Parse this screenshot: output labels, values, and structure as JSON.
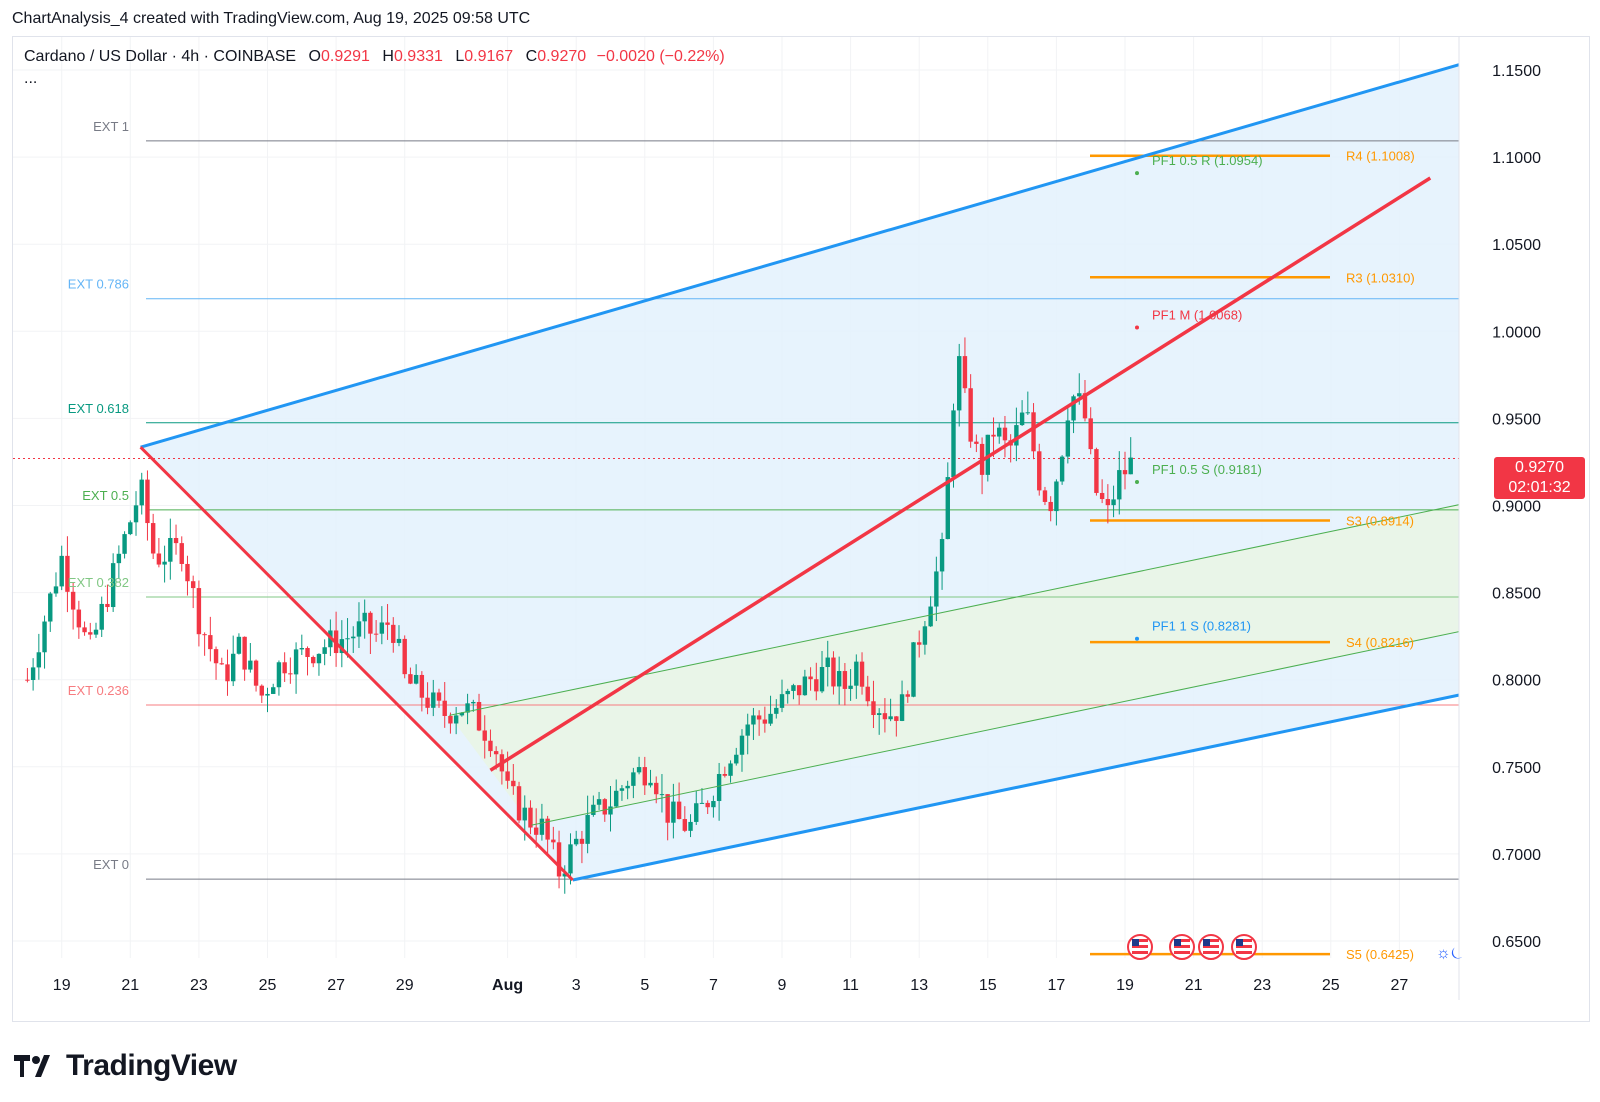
{
  "caption": "ChartAnalysis_4 created with TradingView.com, Aug 19, 2025 09:58 UTC",
  "legend": {
    "symbol": "Cardano / US Dollar · 4h · COINBASE",
    "open_label": "O",
    "open": "0.9291",
    "high_label": "H",
    "high": "0.9331",
    "low_label": "L",
    "low": "0.9167",
    "close_label": "C",
    "close": "0.9270",
    "change": "−0.0020 (−0.22%)",
    "more": "..."
  },
  "price_badge": {
    "price": "0.9270",
    "countdown": "02:01:32"
  },
  "brand": {
    "name": "TradingView"
  },
  "session_icons": "☼⏾",
  "colors": {
    "up": "#089981",
    "down": "#f23645",
    "channel_blue": "#2196f3",
    "median_red": "#f23645",
    "inner_green": "#4caf50",
    "pivot_orange": "#ff9800",
    "fill_blue": "#e3f1fd",
    "fill_green": "#e9f5e6"
  },
  "chart_data": {
    "type": "candlestick",
    "title": "Cardano / US Dollar · 4h · COINBASE",
    "ylim": [
      0.635,
      1.17
    ],
    "y_ticks": [
      "1.1500",
      "1.1000",
      "1.0500",
      "1.0000",
      "0.9500",
      "0.9000",
      "0.8500",
      "0.8000",
      "0.7500",
      "0.7000",
      "0.6500"
    ],
    "x_ticks": [
      {
        "label": "19",
        "day": -12
      },
      {
        "label": "21",
        "day": -10
      },
      {
        "label": "23",
        "day": -8
      },
      {
        "label": "25",
        "day": -6
      },
      {
        "label": "27",
        "day": -4
      },
      {
        "label": "29",
        "day": -2
      },
      {
        "label": "Aug",
        "day": 1
      },
      {
        "label": "3",
        "day": 3
      },
      {
        "label": "5",
        "day": 5
      },
      {
        "label": "7",
        "day": 7
      },
      {
        "label": "9",
        "day": 9
      },
      {
        "label": "11",
        "day": 11
      },
      {
        "label": "13",
        "day": 13
      },
      {
        "label": "15",
        "day": 15
      },
      {
        "label": "17",
        "day": 17
      },
      {
        "label": "19",
        "day": 19
      },
      {
        "label": "21",
        "day": 21
      },
      {
        "label": "23",
        "day": 23
      },
      {
        "label": "25",
        "day": 25
      },
      {
        "label": "27",
        "day": 27
      }
    ],
    "x_axis_note": "day = day of August 2025 (negative/zero values are July dates)",
    "close_path": [
      [
        -13.0,
        0.8
      ],
      [
        -12.0,
        0.87
      ],
      [
        -11.2,
        0.815
      ],
      [
        -10.5,
        0.86
      ],
      [
        -9.7,
        0.91
      ],
      [
        -9.3,
        0.87
      ],
      [
        -8.5,
        0.875
      ],
      [
        -8.0,
        0.835
      ],
      [
        -7.3,
        0.8
      ],
      [
        -6.8,
        0.82
      ],
      [
        -6.2,
        0.79
      ],
      [
        -5.6,
        0.81
      ],
      [
        -4.9,
        0.815
      ],
      [
        -4.3,
        0.82
      ],
      [
        -3.6,
        0.825
      ],
      [
        -3.2,
        0.83
      ],
      [
        -2.8,
        0.825
      ],
      [
        -2.4,
        0.835
      ],
      [
        -2.0,
        0.8
      ],
      [
        -1.4,
        0.79
      ],
      [
        -0.9,
        0.78
      ],
      [
        -0.4,
        0.785
      ],
      [
        0.0,
        0.78
      ],
      [
        0.6,
        0.765
      ],
      [
        1.0,
        0.735
      ],
      [
        1.6,
        0.72
      ],
      [
        2.0,
        0.715
      ],
      [
        2.5,
        0.69
      ],
      [
        2.8,
        0.7
      ],
      [
        3.4,
        0.72
      ],
      [
        4.0,
        0.73
      ],
      [
        4.6,
        0.745
      ],
      [
        5.2,
        0.75
      ],
      [
        5.6,
        0.725
      ],
      [
        5.9,
        0.72
      ],
      [
        6.3,
        0.715
      ],
      [
        6.8,
        0.73
      ],
      [
        7.4,
        0.755
      ],
      [
        8.0,
        0.775
      ],
      [
        8.6,
        0.78
      ],
      [
        9.2,
        0.79
      ],
      [
        9.8,
        0.8
      ],
      [
        10.3,
        0.805
      ],
      [
        10.8,
        0.795
      ],
      [
        11.2,
        0.81
      ],
      [
        11.6,
        0.79
      ],
      [
        12.1,
        0.78
      ],
      [
        12.5,
        0.785
      ],
      [
        12.8,
        0.81
      ],
      [
        13.2,
        0.84
      ],
      [
        13.7,
        0.875
      ],
      [
        14.1,
        0.99
      ],
      [
        14.4,
        0.95
      ],
      [
        14.8,
        0.92
      ],
      [
        15.2,
        0.945
      ],
      [
        15.6,
        0.93
      ],
      [
        16.1,
        0.955
      ],
      [
        16.5,
        0.915
      ],
      [
        16.8,
        0.9
      ],
      [
        17.1,
        0.925
      ],
      [
        17.4,
        0.965
      ],
      [
        17.8,
        0.955
      ],
      [
        18.1,
        0.91
      ],
      [
        18.5,
        0.895
      ],
      [
        18.8,
        0.915
      ],
      [
        19.3,
        0.927
      ]
    ],
    "fib_levels": [
      {
        "label": "EXT 1",
        "value": 1.1093
      },
      {
        "label": "EXT 0.786",
        "value": 1.0187
      },
      {
        "label": "EXT 0.618",
        "value": 0.9475
      },
      {
        "label": "EXT 0.5",
        "value": 0.8975
      },
      {
        "label": "EXT 0.382",
        "value": 0.8475
      },
      {
        "label": "EXT 0.236",
        "value": 0.7855
      },
      {
        "label": "EXT 0",
        "value": 0.6855
      }
    ],
    "pivot_levels": [
      {
        "label": "R4 (1.1008)",
        "value": 1.1008
      },
      {
        "label": "R3 (1.0310)",
        "value": 1.031
      },
      {
        "label": "S3 (0.8914)",
        "value": 0.8914
      },
      {
        "label": "S4 (0.8216)",
        "value": 0.8216
      },
      {
        "label": "S5 (0.6425)",
        "value": 0.6425
      }
    ],
    "pitchfork_labels": [
      {
        "label": "PF1 0.5 R (1.0954)",
        "value": 1.0954
      },
      {
        "label": "PF1 M (1.0068)",
        "value": 1.0068
      },
      {
        "label": "PF1 0.5 S (0.9181)",
        "value": 0.9181
      },
      {
        "label": "PF1 1 S (0.8281)",
        "value": 0.8281
      }
    ],
    "pitchfork": {
      "pivots": [
        [
          -9.7,
          0.9335
        ],
        [
          -1.9,
          0.811
        ],
        [
          2.9,
          0.685
        ]
      ],
      "median_end": [
        27.9,
        1.088
      ]
    },
    "last_price": 0.927
  }
}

§ REQUIREMENTS
Extract from the material all lines containing the string "COINBASE".

§ EXPECTED OUTPUT
    "symbol": "Cardano / US Dollar · 4h · COINBASE",
    "title": "Cardano / US Dollar · 4h · COINBASE",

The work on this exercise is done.